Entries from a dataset
START
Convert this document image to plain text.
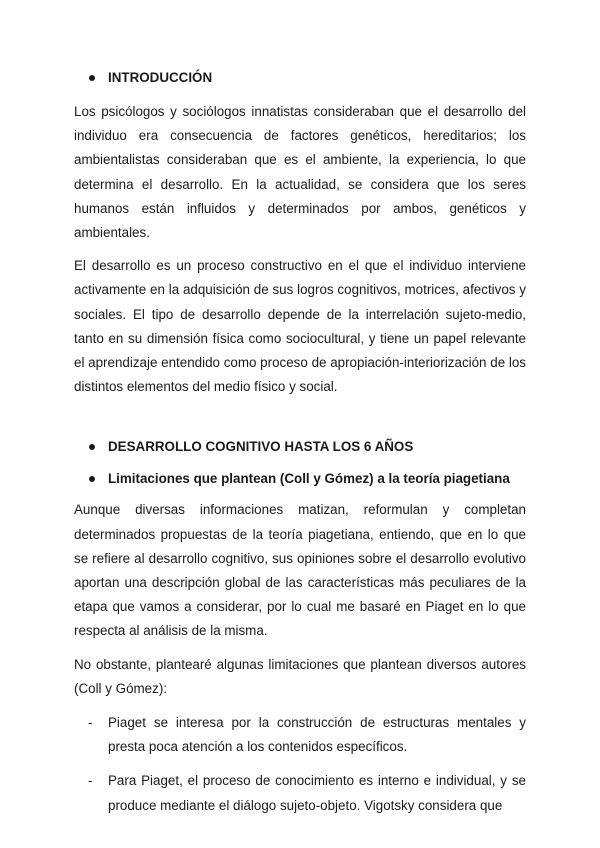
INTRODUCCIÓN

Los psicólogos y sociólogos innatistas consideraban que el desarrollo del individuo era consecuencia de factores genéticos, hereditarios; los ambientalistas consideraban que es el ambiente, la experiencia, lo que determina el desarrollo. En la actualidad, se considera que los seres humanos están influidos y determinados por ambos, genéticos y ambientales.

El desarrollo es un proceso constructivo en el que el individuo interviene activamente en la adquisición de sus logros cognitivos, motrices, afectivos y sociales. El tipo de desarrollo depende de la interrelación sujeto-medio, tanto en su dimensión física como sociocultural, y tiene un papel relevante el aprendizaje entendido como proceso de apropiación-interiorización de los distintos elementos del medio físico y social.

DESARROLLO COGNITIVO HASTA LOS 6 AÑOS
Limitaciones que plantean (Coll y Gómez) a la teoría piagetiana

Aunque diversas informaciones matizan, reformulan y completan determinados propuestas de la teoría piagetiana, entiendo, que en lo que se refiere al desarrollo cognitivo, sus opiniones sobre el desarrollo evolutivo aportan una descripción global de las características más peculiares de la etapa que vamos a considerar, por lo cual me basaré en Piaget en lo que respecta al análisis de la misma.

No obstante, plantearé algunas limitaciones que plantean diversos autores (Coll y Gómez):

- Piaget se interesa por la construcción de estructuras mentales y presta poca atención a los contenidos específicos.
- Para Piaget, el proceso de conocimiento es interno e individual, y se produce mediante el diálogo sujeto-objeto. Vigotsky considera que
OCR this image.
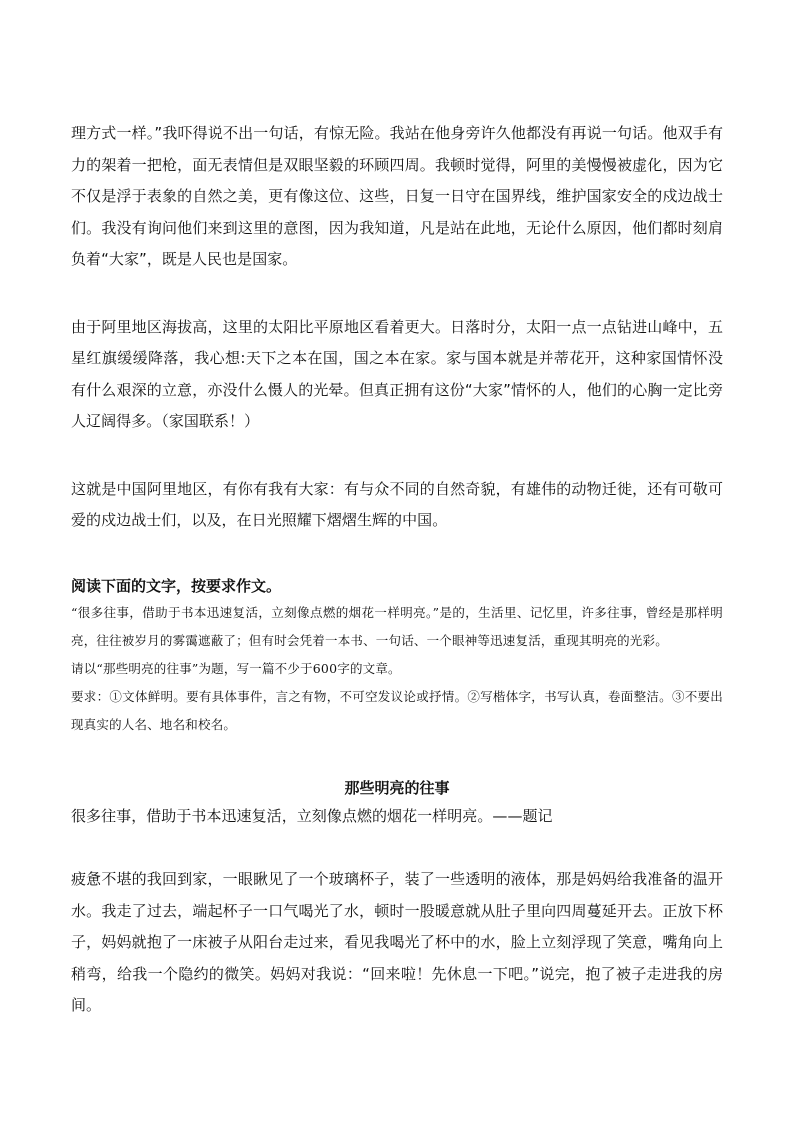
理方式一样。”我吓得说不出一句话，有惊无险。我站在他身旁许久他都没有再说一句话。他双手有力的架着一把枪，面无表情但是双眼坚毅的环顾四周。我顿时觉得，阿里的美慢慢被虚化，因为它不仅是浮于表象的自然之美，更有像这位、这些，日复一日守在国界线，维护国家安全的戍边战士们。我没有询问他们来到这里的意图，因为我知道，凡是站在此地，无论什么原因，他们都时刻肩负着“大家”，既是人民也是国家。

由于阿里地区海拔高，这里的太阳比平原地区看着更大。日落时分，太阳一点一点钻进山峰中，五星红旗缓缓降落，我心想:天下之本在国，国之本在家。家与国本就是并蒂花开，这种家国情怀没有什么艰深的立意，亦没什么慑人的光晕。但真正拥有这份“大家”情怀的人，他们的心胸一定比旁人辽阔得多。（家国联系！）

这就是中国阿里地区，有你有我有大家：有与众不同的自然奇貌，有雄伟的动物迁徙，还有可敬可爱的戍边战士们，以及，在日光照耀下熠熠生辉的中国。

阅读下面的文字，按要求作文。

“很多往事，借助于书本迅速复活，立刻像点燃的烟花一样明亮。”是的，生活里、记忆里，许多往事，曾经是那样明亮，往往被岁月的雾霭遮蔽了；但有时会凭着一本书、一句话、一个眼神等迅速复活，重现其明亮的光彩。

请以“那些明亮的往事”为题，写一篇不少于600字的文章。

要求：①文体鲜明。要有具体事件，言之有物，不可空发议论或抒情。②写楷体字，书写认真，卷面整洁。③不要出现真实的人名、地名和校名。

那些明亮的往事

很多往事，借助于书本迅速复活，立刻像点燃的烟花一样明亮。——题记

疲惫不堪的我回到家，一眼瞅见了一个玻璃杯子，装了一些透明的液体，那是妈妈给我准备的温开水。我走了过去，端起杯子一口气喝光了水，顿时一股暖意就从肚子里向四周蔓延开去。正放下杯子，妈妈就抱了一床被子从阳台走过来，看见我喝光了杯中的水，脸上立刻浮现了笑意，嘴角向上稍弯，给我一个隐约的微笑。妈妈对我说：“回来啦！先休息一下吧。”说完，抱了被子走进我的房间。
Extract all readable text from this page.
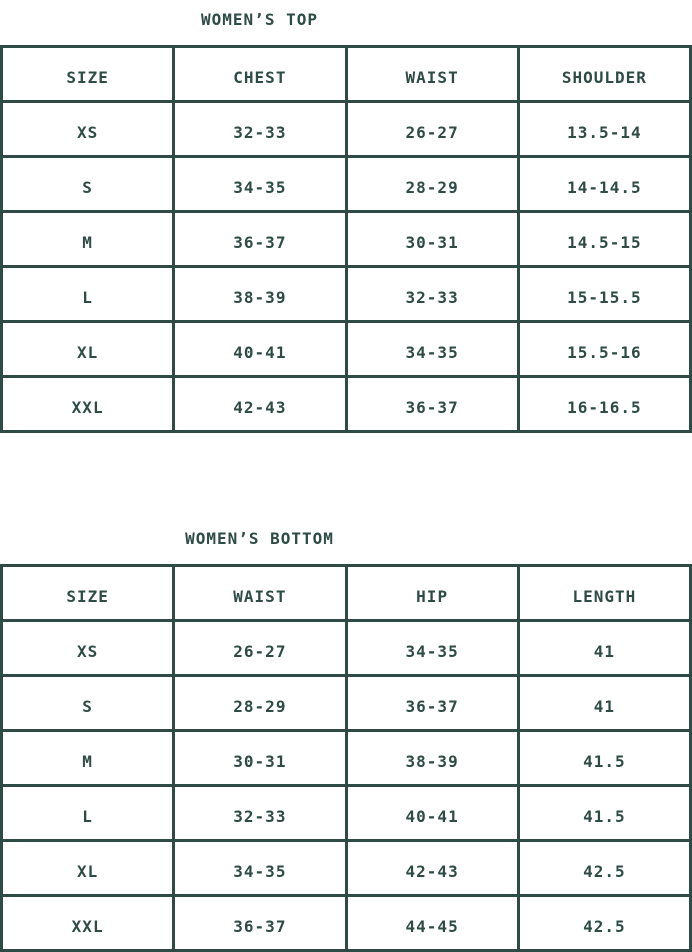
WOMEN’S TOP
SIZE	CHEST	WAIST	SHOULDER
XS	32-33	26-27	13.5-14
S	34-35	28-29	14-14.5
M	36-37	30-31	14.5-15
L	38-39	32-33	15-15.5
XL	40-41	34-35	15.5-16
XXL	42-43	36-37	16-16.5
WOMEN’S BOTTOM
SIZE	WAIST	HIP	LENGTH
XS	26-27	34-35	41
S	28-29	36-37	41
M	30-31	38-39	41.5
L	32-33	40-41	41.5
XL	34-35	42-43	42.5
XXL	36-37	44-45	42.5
END
**Your task**
Every line that holds the string "piagetiana" should be returned.

**Solution for this exercise**
Limitaciones que plantean (Coll y Gómez) a la teoría piagetiana
Aunque diversas informaciones matizan, reformulan y completan determinados propuestas de la teoría piagetiana, entiendo, que en lo que se refiere al desarrollo cognitivo, sus opiniones sobre el desarrollo evolutivo aportan una descripción global de las características más peculiares de la etapa que vamos a considerar, por lo cual me basaré en Piaget en lo que respecta al análisis de la misma.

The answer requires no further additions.